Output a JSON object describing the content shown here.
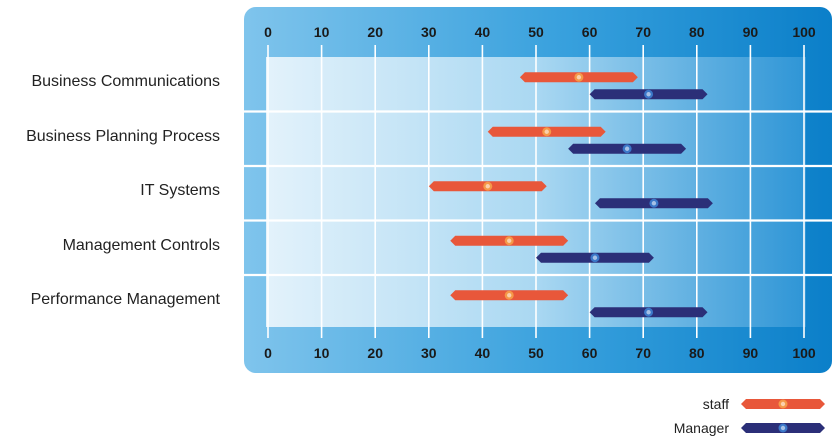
{
  "chart_data": {
    "type": "range-bar",
    "xlim": [
      0,
      100
    ],
    "xticks": [
      0,
      10,
      20,
      30,
      40,
      50,
      60,
      70,
      80,
      90,
      100
    ],
    "grid": true,
    "legend_position": "bottom-right",
    "categories": [
      "Business Communications",
      "Business Planning Process",
      "IT Systems",
      "Management Controls",
      "Performance Management"
    ],
    "series": [
      {
        "name": "staff",
        "color": "#e8573a",
        "ranges": [
          [
            47,
            69
          ],
          [
            41,
            63
          ],
          [
            30,
            52
          ],
          [
            34,
            56
          ],
          [
            34,
            56
          ]
        ],
        "markers": [
          58,
          52,
          41,
          45,
          45
        ]
      },
      {
        "name": "Manager",
        "color": "#2b2f78",
        "ranges": [
          [
            60,
            82
          ],
          [
            56,
            78
          ],
          [
            61,
            83
          ],
          [
            50,
            72
          ],
          [
            60,
            82
          ]
        ],
        "markers": [
          71,
          67,
          72,
          61,
          71
        ]
      }
    ]
  }
}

> **Task prompt**: Drop the pictures and reproduce the rest of the entries above exactly.

> **Correct answer**:
Output a JSON object describing the content shown here.
{
  "chart_data": {
    "type": "range-bar",
    "xlim": [
      0,
      100
    ],
    "xticks": [
      0,
      10,
      20,
      30,
      40,
      50,
      60,
      70,
      80,
      90,
      100
    ],
    "grid": true,
    "legend_position": "bottom-right",
    "categories": [
      "Business Communications",
      "Business Planning Process",
      "IT Systems",
      "Management Controls",
      "Performance Management"
    ],
    "series": [
      {
        "name": "staff",
        "color": "#e8573a",
        "ranges": [
          [
            47,
            69
          ],
          [
            41,
            63
          ],
          [
            30,
            52
          ],
          [
            34,
            56
          ],
          [
            34,
            56
          ]
        ],
        "markers": [
          58,
          52,
          41,
          45,
          45
        ]
      },
      {
        "name": "Manager",
        "color": "#2b2f78",
        "ranges": [
          [
            60,
            82
          ],
          [
            56,
            78
          ],
          [
            61,
            83
          ],
          [
            50,
            72
          ],
          [
            60,
            82
          ]
        ],
        "markers": [
          71,
          67,
          72,
          61,
          71
        ]
      }
    ]
  }
}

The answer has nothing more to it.